**Given data**
-.-.-

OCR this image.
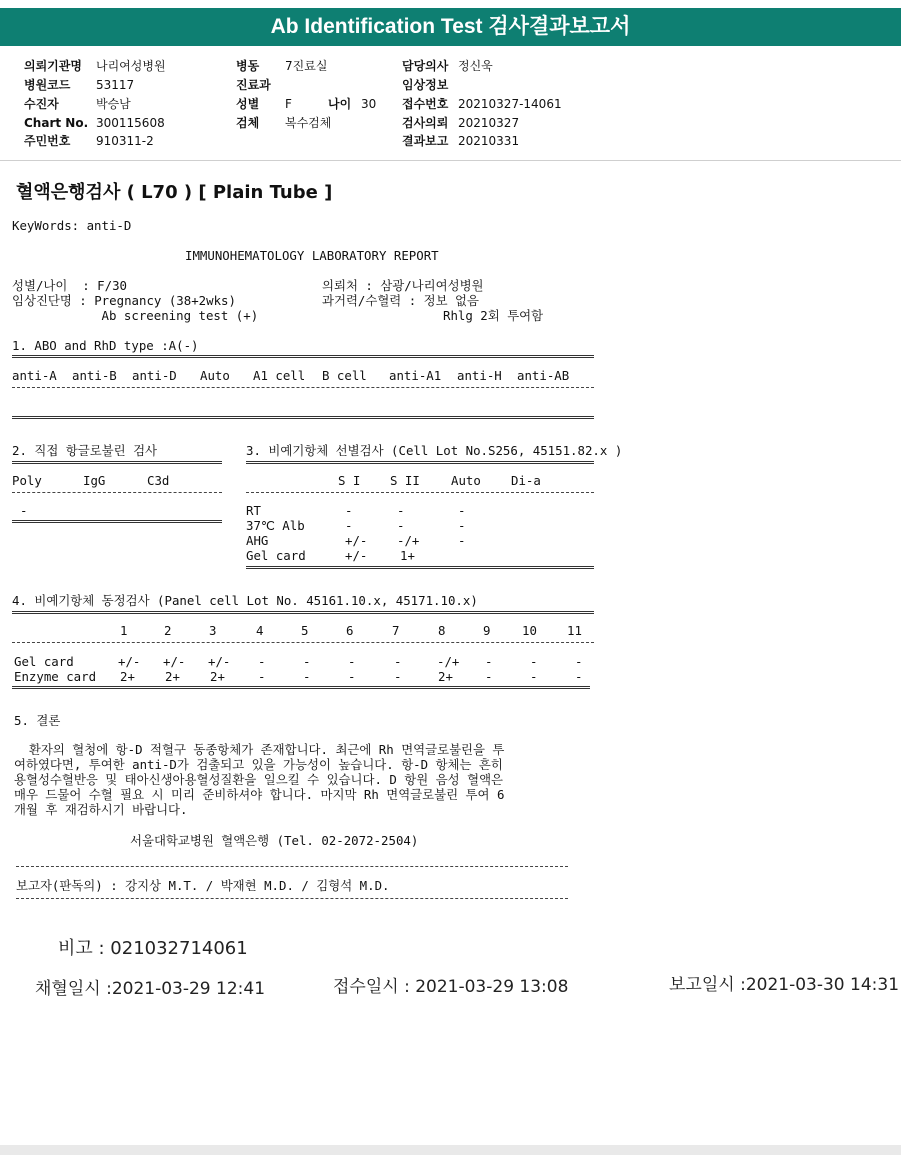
Ab Identification Test 검사결과보고서
의뢰기관명 나리여성병원
병원코드 53117
수진자	박승남
Chart No. 300115608
주민번호 910311-2
병동 7진료실
진료과
성별 F	나이 30
검체 복수검체
담당의사 정신욱
임상정보
접수번호 20210327-14061
검사의뢰 20210327
결과보고 20210331
혈액은행검사 ( L70 ) [ Plain Tube ]
KeyWords: anti-D
IMMUNOHEMATOLOGY LABORATORY REPORT
성별/나이  : F/30	의뢰처 : 삼광/나리여성병원
임상진단명 : Pregnancy (38+2wks)	과거력/수혈력 : 정보 없음
Ab screening test (+)	Rhlg 2회 투여함
1. ABO and RhD type :A(-)
anti-A anti-B anti-D Auto A1 cell B cell anti-A1 anti-H anti-AB
2. 직접 항글로불린 검사
Poly	IgG	C3d
-
3. 비예기항체 선별검사 (Cell Lot No.S256, 45151.82.x )
S I S II	Auto Di-a
RT	-	-	-
37℃ Alb	-	-	-
AHG	+/- -/+	-
Gel card	+/-	1+
4. 비예기항체 동정검사 (Panel cell Lot No. 45161.10.x, 45171.10.x)
1	2	3	4	5	6	7	8	9	10 11
Gel card	+/- +/- +/- -	-	-	-	-/+ -	-	-
Enzyme card 2+ 2+ 2+	-	-	-	-	2+	-	-	-
5. 결론
환자의 혈청에 항-D 적혈구 동종항체가 존재합니다. 최근에 Rh 면역글로불린을 투
여하였다면, 투여한 anti-D가 검출되고 있을 가능성이 높습니다. 항-D 항체는 흔히
용혈성수혈반응 및 태아신생아용혈성질환을 일으킬 수 있습니다. D 항원 음성 혈액은
매우 드물어 수혈 필요 시 미리 준비하셔야 합니다. 마지막 Rh 면역글로불린 투여 6
개월 후 재검하시기 바랍니다.
서울대학교병원 혈액은행 (Tel. 02-2072-2504)
보고자(판독의) : 강지상 M.T. / 박재현 M.D. / 김형석 M.D.
비고 : 021032714061
채혈일시 :2021-03-29 12:41	접수일시 : 2021-03-29 13:08	보고일시 :2021-03-30 14:31
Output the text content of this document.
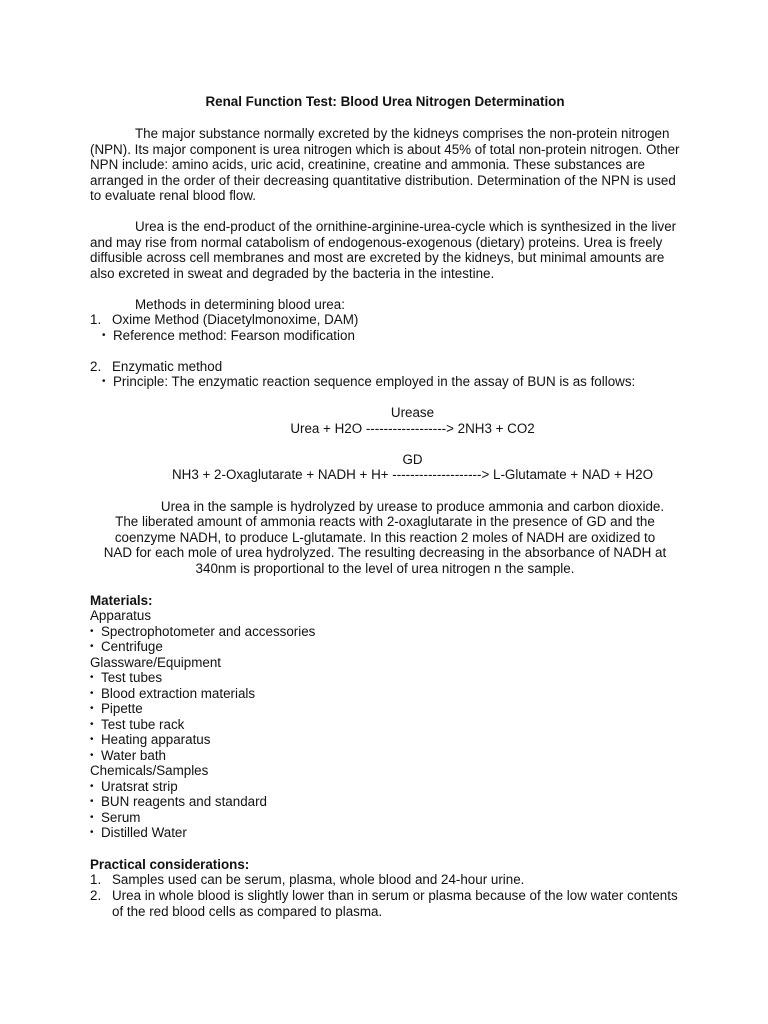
Renal Function Test: Blood Urea Nitrogen Determination
The major substance normally excreted by the kidneys comprises the non-protein nitrogen (NPN). Its major component is urea nitrogen which is about 45% of total non-protein nitrogen. Other NPN include: amino acids, uric acid, creatinine, creatine and ammonia. These substances are arranged in the order of their decreasing quantitative distribution. Determination of the NPN is used to evaluate renal blood flow.
Urea is the end-product of the ornithine-arginine-urea-cycle which is synthesized in the liver and may rise from normal catabolism of endogenous-exogenous (dietary) proteins. Urea is freely diffusible across cell membranes and most are excreted by the kidneys, but minimal amounts are also excreted in sweat and degraded by the bacteria in the intestine.
Methods in determining blood urea:
1. Oxime Method (Diacetylmonoxime, DAM)
• Reference method: Fearson modification
2. Enzymatic method
• Principle: The enzymatic reaction sequence employed in the assay of BUN is as follows:
Urease
Urea + H2O ------------------> 2NH3 + CO2
GD
NH3 + 2-Oxaglutarate + NADH + H+ --------------------> L-Glutamate + NAD + H2O
Urea in the sample is hydrolyzed by urease to produce ammonia and carbon dioxide.
The liberated amount of ammonia reacts with 2-oxaglutarate in the presence of GD and the
coenzyme NADH, to produce L-glutamate. In this reaction 2 moles of NADH are oxidized to
NAD for each mole of urea hydrolyzed. The resulting decreasing in the absorbance of NADH at
340nm is proportional to the level of urea nitrogen n the sample.
Materials:
Apparatus
• Spectrophotometer and accessories
• Centrifuge
Glassware/Equipment
• Test tubes
• Blood extraction materials
• Pipette
• Test tube rack
• Heating apparatus
• Water bath
Chemicals/Samples
• Uratsrat strip
• BUN reagents and standard
• Serum
• Distilled Water
Practical considerations:
1. Samples used can be serum, plasma, whole blood and 24-hour urine.
2. Urea in whole blood is slightly lower than in serum or plasma because of the low water contents of the red blood cells as compared to plasma.
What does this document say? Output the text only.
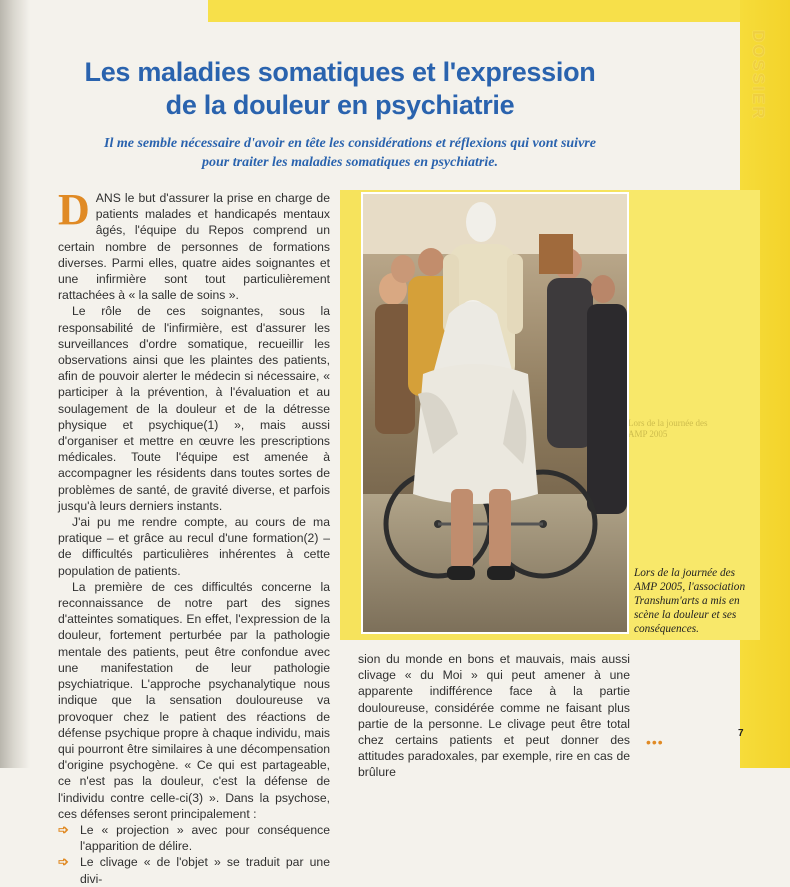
Lors de la journée des AMP 2005
DOSSIER
Les maladies somatiques et l'expression
de la douleur en psychiatrie

Il me semble nécessaire d'avoir en tête les considérations et réflexions qui vont suivre
pour traiter les maladies somatiques en psychiatrie.

DANS le but d'assurer la prise en charge de patients malades et handicapés mentaux âgés, l'équipe du Repos comprend un certain nombre de personnes de formations diverses. Parmi elles, quatre aides soignantes et une infirmière sont tout particulièrement rattachées à « la salle de soins ».

Le rôle de ces soignantes, sous la responsabilité de l'infirmière, est d'assurer les surveillances d'ordre somatique, recueillir les observations ainsi que les plaintes des patients, afin de pouvoir alerter le médecin si nécessaire, « participer à la prévention, à l'évaluation et au soulagement de la douleur et de la détresse physique et psychique(1) », mais aussi d'organiser et mettre en œuvre les prescriptions médicales. Toute l'équipe est amenée à accompagner les résidents dans toutes sortes de problèmes de santé, de gravité diverse, et parfois jusqu'à leurs derniers instants.

J'ai pu me rendre compte, au cours de ma pratique – et grâce au recul d'une formation(2) – de difficultés particulières inhérentes à cette population de patients.

La première de ces difficultés concerne la reconnaissance de notre part des signes d'atteintes somatiques. En effet, l'expression de la douleur, fortement perturbée par la pathologie mentale des patients, peut être confondue avec une manifestation de leur pathologie psychiatrique. L'approche psychanalytique nous indique que la sensation douloureuse va provoquer chez le patient des réactions de défense psychique propre à chaque individu, mais qui pourront être similaires à une décompensation d'origine psychogène. « Ce qui est partageable, ce n'est pas la douleur, c'est la défense de l'individu contre celle-ci(3) ». Dans la psychose, ces défenses seront principalement :

➩ Le « projection » avec pour conséquence l'apparition de délire.
➩ Le clivage « de l'objet » se traduit par une divi-

sion du monde en bons et mauvais, mais aussi clivage « du Moi » qui peut amener à une apparente indifférence face à la partie douloureuse, considérée comme ne faisant plus partie de la personne. Le clivage peut être total chez certains patients et peut donner des attitudes paradoxales, par exemple, rire en cas de brûlure

Lors de la journée des AMP 2005, l'association Transhum'arts a mis en scène la douleur et ses conséquences.
•••
7
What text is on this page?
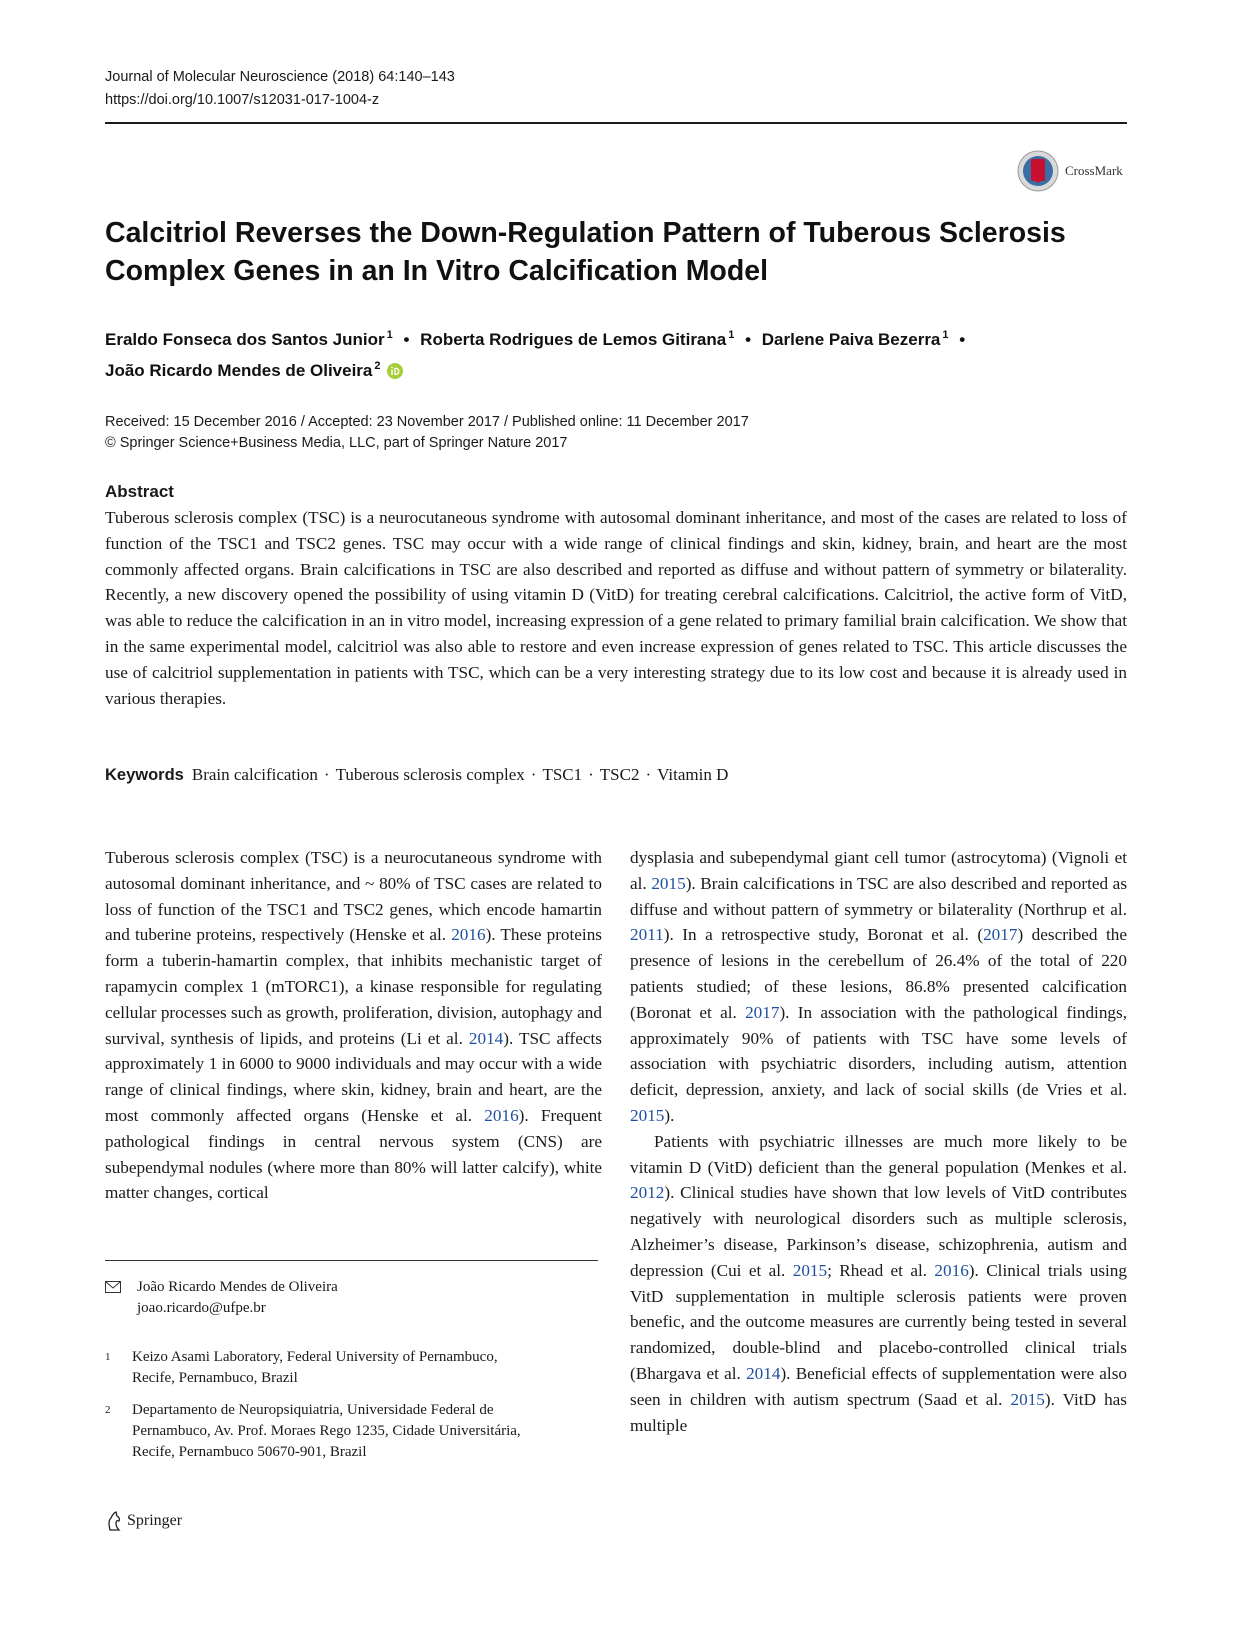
Journal of Molecular Neuroscience (2018) 64:140–143
https://doi.org/10.1007/s12031-017-1004-z
CrossMark
Calcitriol Reverses the Down-Regulation Pattern of Tuberous Sclerosis
Complex Genes in an In Vitro Calcification Model
Eraldo Fonseca dos Santos Junior $^1$ • Roberta Rodrigues de Lemos Gitirana $^1$ • Darlene Paiva Bezerra $^1$ •
João Ricardo Mendes de Oliveira $^2$
Received: 15 December 2016 / Accepted: 23 November 2017 / Published online: 11 December 2017
© Springer Science+Business Media, LLC, part of Springer Nature 2017
Abstract
Tuberous sclerosis complex (TSC) is a neurocutaneous syndrome with autosomal dominant inheritance, and most of the cases are related to loss of function of the TSC1 and TSC2 genes. TSC may occur with a wide range of clinical findings and skin, kidney, brain, and heart are the most commonly affected organs. Brain calcifications in TSC are also described and reported as diffuse and without pattern of symmetry or bilaterality. Recently, a new discovery opened the possibility of using vitamin D (VitD) for treating cerebral calcifications. Calcitriol, the active form of VitD, was able to reduce the calcification in an in vitro model, increasing expression of a gene related to primary familial brain calcification. We show that in the same experimental model, calcitriol was also able to restore and even increase expression of genes related to TSC. This article discusses the use of calcitriol supplementation in patients with TSC, which can be a very interesting strategy due to its low cost and because it is already used in various therapies.
Keywords Brain calcification · Tuberous sclerosis complex · TSC1 · TSC2 · Vitamin D

Tuberous sclerosis complex (TSC) is a neurocutaneous syndrome with autosomal dominant inheritance, and ~ 80% of TSC cases are related to loss of function of the TSC1 and TSC2 genes, which encode hamartin and tuberine proteins, respectively (Henske et al. 2016). These proteins form a tuberin-hamartin complex, that inhibits mechanistic target of rapamycin complex 1 (mTORC1), a kinase responsible for regulating cellular processes such as growth, proliferation, division, autophagy and survival, synthesis of lipids, and proteins (Li et al. 2014). TSC affects approximately 1 in 6000 to 9000 individuals and may occur with a wide range of clinical findings, where skin, kidney, brain and heart, are the most commonly affected organs (Henske et al. 2016). Frequent pathological findings in central nervous system (CNS) are subependymal nodules (where more than 80% will latter calcify), white matter changes, cortical

dysplasia and subependymal giant cell tumor (astrocytoma) (Vignoli et al. 2015). Brain calcifications in TSC are also described and reported as diffuse and without pattern of symmetry or bilaterality (Northrup et al. 2011). In a retrospective study, Boronat et al. (2017) described the presence of lesions in the cerebellum of 26.4% of the total of 220 patients studied; of these lesions, 86.8% presented calcification (Boronat et al. 2017). In association with the pathological findings, approximately 90% of patients with TSC have some levels of association with psychiatric disorders, including autism, attention deficit, depression, anxiety, and lack of social skills (de Vries et al. 2015).

Patients with psychiatric illnesses are much more likely to be vitamin D (VitD) deficient than the general population (Menkes et al. 2012). Clinical studies have shown that low levels of VitD contributes negatively with neurological disorders such as multiple sclerosis, Alzheimer’s disease, Parkinson’s disease, schizophrenia, autism and depression (Cui et al. 2015; Rhead et al. 2016). Clinical trials using VitD supplementation in multiple sclerosis patients were proven benefic, and the outcome measures are currently being tested in several randomized, double-blind and placebo-controlled clinical trials (Bhargava et al. 2014). Beneficial effects of supplementation were also seen in children with autism spectrum (Saad et al. 2015). VitD has multiple

João Ricardo Mendes de Oliveira
joao.ricardo@ufpe.br
1 Keizo Asami Laboratory, Federal University of Pernambuco,
Recife, Pernambuco, Brazil
2 Departamento de Neuropsiquiatria, Universidade Federal de
Pernambuco, Av. Prof. Moraes Rego 1235, Cidade Universitária,
Recife, Pernambuco 50670-901, Brazil
Springer
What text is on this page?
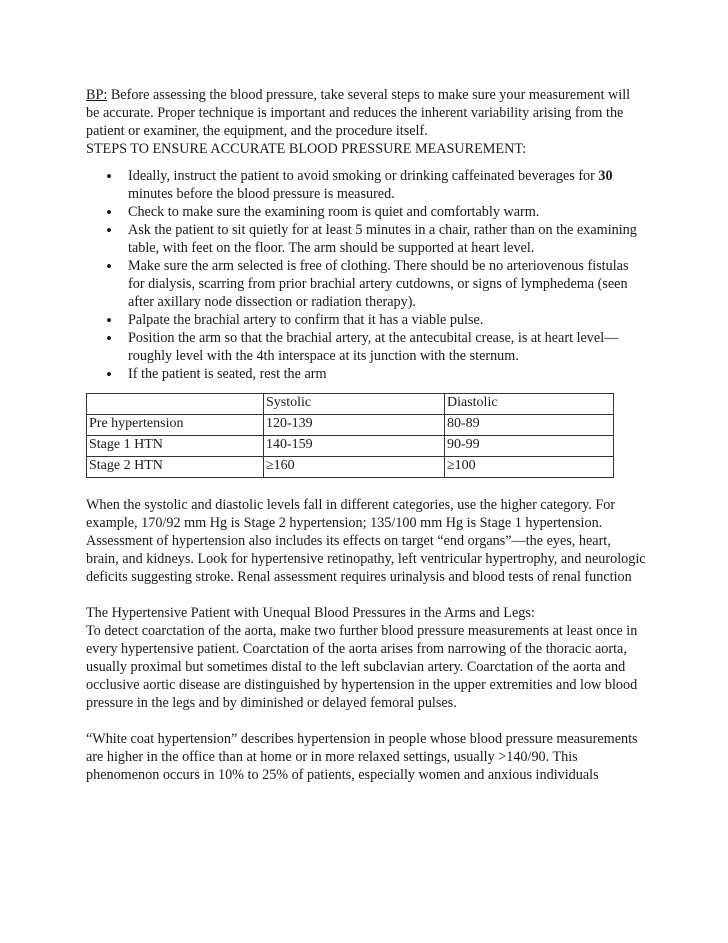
BP: Before assessing the blood pressure, take several steps to make sure your measurement will be accurate. Proper technique is important and reduces the inherent variability arising from the patient or examiner, the equipment, and the procedure itself.

STEPS TO ENSURE ACCURATE BLOOD PRESSURE MEASUREMENT:

• Ideally, instruct the patient to avoid smoking or drinking caffeinated beverages for 30 minutes before the blood pressure is measured.
• Check to make sure the examining room is quiet and comfortably warm.
• Ask the patient to sit quietly for at least 5 minutes in a chair, rather than on the examining table, with feet on the floor. The arm should be supported at heart level.
• Make sure the arm selected is free of clothing. There should be no arteriovenous fistulas for dialysis, scarring from prior brachial artery cutdowns, or signs of lymphedema (seen after axillary node dissection or radiation therapy).
• Palpate the brachial artery to confirm that it has a viable pulse.
• Position the arm so that the brachial artery, at the antecubital crease, is at heart level—roughly level with the 4th interspace at its junction with the sternum.
• If the patient is seated, rest the arm
	Systolic	Diastolic
Pre hypertension	120-139	80-89
Stage 1 HTN	140-159	90-99
Stage 2 HTN	≥160	≥100

When the systolic and diastolic levels fall in different categories, use the higher category. For example, 170/92 mm Hg is Stage 2 hypertension; 135/100 mm Hg is Stage 1 hypertension. Assessment of hypertension also includes its effects on target “end organs”—the eyes, heart, brain, and kidneys. Look for hypertensive retinopathy, left ventricular hypertrophy, and neurologic deficits suggesting stroke. Renal assessment requires urinalysis and blood tests of renal function

The Hypertensive Patient with Unequal Blood Pressures in the Arms and Legs:

To detect coarctation of the aorta, make two further blood pressure measurements at least once in every hypertensive patient. Coarctation of the aorta arises from narrowing of the thoracic aorta, usually proximal but sometimes distal to the left subclavian artery. Coarctation of the aorta and occlusive aortic disease are distinguished by hypertension in the upper extremities and low blood pressure in the legs and by diminished or delayed femoral pulses.

“White coat hypertension” describes hypertension in people whose blood pressure measurements are higher in the office than at home or in more relaxed settings, usually >140/90. This phenomenon occurs in 10% to 25% of patients, especially women and anxious individuals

-.-.-

Return, from the entries, each line that holds "hydrolyzed".

**Solution for this task**
Urea in the sample is hydrolyzed by urease to produce ammonia and carbon dioxide.
NAD for each mole of urea hydrolyzed. The resulting decreasing in the absorbance of NADH at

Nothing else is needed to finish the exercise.